Problem: Locate the word "ground" in the data below, then copy every line that holds it.

Excerpted data:
------------------------------------------------

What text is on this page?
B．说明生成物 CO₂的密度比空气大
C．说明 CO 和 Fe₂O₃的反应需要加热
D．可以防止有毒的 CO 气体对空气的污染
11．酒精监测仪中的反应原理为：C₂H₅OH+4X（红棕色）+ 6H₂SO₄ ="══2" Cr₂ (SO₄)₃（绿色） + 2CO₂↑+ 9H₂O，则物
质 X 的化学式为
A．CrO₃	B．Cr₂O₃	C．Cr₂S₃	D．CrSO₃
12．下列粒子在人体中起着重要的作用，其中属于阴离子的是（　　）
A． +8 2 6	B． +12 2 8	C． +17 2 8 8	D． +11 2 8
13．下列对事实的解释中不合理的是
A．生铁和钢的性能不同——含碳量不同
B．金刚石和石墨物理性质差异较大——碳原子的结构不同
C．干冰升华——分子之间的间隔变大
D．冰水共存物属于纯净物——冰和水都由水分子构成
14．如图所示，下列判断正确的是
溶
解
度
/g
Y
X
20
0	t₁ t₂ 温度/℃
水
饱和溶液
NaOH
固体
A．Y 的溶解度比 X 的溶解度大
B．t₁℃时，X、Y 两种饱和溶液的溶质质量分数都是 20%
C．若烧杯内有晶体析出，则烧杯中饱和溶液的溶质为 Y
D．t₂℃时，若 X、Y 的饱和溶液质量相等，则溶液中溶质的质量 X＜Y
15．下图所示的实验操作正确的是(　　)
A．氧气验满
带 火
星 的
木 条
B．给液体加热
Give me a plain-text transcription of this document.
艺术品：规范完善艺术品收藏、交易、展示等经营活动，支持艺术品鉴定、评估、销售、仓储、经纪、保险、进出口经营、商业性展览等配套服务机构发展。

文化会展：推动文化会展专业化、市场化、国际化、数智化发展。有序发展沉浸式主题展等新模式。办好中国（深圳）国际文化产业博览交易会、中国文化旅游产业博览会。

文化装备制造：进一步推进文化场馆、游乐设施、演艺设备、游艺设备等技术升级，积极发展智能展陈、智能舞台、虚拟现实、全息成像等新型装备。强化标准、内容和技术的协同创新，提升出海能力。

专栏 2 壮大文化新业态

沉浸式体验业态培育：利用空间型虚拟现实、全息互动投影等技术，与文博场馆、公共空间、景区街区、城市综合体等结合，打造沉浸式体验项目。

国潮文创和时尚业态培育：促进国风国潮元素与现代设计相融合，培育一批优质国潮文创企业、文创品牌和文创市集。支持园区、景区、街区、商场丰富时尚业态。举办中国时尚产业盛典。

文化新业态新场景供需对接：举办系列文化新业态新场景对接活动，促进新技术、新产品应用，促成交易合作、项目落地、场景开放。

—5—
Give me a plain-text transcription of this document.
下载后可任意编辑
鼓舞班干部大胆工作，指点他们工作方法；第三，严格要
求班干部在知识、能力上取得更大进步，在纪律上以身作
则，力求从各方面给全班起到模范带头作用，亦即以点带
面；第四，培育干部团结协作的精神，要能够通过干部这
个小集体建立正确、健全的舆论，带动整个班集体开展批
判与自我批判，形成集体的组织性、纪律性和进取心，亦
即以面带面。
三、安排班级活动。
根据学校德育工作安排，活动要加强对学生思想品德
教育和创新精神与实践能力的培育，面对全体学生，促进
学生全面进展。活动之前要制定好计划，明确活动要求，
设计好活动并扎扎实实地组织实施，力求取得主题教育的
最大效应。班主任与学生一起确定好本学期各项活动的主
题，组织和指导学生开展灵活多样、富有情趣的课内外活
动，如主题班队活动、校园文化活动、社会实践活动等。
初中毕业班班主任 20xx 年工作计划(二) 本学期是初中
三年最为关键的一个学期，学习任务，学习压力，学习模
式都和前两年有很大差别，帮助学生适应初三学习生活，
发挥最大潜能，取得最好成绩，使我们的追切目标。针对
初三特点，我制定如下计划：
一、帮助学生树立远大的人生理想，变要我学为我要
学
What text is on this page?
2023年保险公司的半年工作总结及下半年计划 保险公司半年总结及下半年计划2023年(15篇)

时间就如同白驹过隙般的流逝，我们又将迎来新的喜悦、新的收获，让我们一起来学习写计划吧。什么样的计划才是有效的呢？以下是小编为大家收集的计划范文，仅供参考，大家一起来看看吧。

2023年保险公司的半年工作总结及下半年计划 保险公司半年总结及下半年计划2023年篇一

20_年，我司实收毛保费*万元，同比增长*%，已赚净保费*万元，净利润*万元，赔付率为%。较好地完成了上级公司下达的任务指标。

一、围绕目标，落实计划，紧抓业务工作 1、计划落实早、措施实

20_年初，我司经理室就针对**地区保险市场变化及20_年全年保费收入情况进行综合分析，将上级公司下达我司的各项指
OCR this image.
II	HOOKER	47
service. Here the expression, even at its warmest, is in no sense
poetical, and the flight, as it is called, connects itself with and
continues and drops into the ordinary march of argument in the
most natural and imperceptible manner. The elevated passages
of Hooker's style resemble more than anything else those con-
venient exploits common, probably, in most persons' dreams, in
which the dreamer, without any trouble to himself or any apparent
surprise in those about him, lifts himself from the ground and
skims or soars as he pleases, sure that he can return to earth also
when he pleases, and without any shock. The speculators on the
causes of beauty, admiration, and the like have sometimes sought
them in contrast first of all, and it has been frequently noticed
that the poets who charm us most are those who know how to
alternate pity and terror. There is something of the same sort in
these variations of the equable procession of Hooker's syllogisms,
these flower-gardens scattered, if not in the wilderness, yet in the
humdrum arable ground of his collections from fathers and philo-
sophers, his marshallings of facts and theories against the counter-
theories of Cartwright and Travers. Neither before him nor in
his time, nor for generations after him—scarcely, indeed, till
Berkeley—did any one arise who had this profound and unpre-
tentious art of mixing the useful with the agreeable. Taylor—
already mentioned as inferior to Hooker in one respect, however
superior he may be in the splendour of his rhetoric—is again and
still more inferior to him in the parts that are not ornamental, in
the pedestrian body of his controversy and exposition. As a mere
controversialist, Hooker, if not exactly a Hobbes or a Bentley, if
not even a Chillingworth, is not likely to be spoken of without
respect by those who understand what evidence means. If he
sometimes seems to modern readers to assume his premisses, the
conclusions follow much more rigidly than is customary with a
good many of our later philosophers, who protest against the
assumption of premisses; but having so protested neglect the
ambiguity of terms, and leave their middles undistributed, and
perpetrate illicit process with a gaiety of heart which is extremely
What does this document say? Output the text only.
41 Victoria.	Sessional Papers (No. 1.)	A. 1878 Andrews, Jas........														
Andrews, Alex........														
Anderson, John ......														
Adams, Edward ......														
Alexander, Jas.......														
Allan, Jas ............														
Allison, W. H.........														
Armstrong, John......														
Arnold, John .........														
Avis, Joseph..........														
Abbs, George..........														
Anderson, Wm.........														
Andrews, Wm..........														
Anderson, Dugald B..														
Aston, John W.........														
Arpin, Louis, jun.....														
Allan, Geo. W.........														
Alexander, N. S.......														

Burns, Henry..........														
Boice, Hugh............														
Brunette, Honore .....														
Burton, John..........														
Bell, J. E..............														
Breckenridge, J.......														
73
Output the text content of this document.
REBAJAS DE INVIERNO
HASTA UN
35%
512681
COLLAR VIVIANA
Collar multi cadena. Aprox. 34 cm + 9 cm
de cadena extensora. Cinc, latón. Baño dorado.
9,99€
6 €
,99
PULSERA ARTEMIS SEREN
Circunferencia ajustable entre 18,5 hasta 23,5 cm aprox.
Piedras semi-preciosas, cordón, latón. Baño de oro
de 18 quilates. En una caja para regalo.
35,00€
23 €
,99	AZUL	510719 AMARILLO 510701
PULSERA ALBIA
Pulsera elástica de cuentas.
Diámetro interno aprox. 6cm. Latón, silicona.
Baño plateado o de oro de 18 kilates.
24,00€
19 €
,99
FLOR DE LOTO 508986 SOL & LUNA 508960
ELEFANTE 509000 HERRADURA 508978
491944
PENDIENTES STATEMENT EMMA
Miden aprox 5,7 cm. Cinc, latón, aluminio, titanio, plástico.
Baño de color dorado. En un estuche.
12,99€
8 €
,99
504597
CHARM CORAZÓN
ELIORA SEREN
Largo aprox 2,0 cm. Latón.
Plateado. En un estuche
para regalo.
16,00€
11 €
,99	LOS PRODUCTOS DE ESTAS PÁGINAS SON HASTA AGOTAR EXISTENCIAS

------------------------------------------------

Complete response:
surprise in those about him, lifts himself from the ground and
humdrum arable ground of his collections from fathers and philo-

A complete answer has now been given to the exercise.